══ DATA LINES

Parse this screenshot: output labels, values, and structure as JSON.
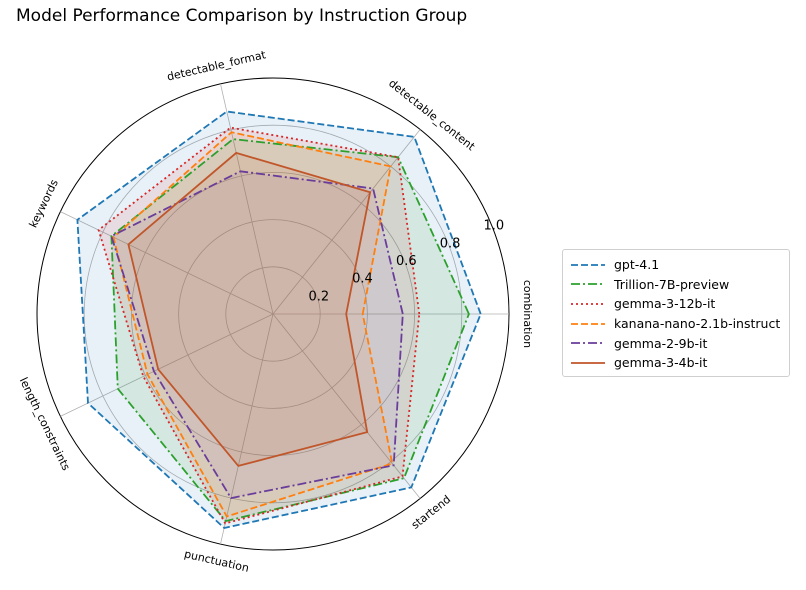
{
  "chart_data": {
    "type": "radar",
    "title": "Model Performance Comparison by Instruction Group",
    "categories": [
      "combination",
      "detectable_content",
      "detectable_format",
      "keywords",
      "length_constraints",
      "punctuation",
      "startend"
    ],
    "radial_ticks": [
      "0.2",
      "0.4",
      "0.6",
      "0.8",
      "1.0"
    ],
    "rlim": [
      0,
      1.0
    ],
    "grid": true,
    "legend_position": "right",
    "series": [
      {
        "name": "gpt-4.1",
        "color": "#1f77b4",
        "linestyle": "dashed",
        "fill": "#1f77b4",
        "values": [
          0.88,
          0.96,
          0.88,
          0.92,
          0.87,
          0.93,
          0.94
        ]
      },
      {
        "name": "Trillion-7B-preview",
        "color": "#2ca02c",
        "linestyle": "dashdot",
        "fill": "#2ca02c",
        "values": [
          0.83,
          0.85,
          0.76,
          0.76,
          0.73,
          0.9,
          0.89
        ]
      },
      {
        "name": "gemma-3-12b-it",
        "color": "#d62728",
        "linestyle": "dotted",
        "fill": "#d62728",
        "values": [
          0.62,
          0.85,
          0.81,
          0.82,
          0.61,
          0.91,
          0.88
        ]
      },
      {
        "name": "kanana-nano-2.1b-instruct",
        "color": "#ff7f0e",
        "linestyle": "dashed",
        "fill": "#ff7f0e",
        "values": [
          0.38,
          0.8,
          0.79,
          0.75,
          0.59,
          0.88,
          0.81
        ]
      },
      {
        "name": "gemma-2-9b-it",
        "color": "#6a3d9a",
        "linestyle": "dashdot",
        "fill": "#9467bd",
        "values": [
          0.55,
          0.68,
          0.62,
          0.76,
          0.56,
          0.8,
          0.82
        ]
      },
      {
        "name": "gemma-3-4b-it",
        "color": "#c0562a",
        "linestyle": "solid",
        "fill": "#c0562a",
        "values": [
          0.31,
          0.66,
          0.7,
          0.68,
          0.54,
          0.66,
          0.64
        ]
      }
    ]
  }
}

════

▶ [WHAT IS NEEDED]
Copy each line above containing the string "gemma".

▶ [ANSWER TO THIS PROBLEM]
        "name": "gemma-3-12b-it",
        "name": "gemma-2-9b-it",
        "name": "gemma-3-4b-it",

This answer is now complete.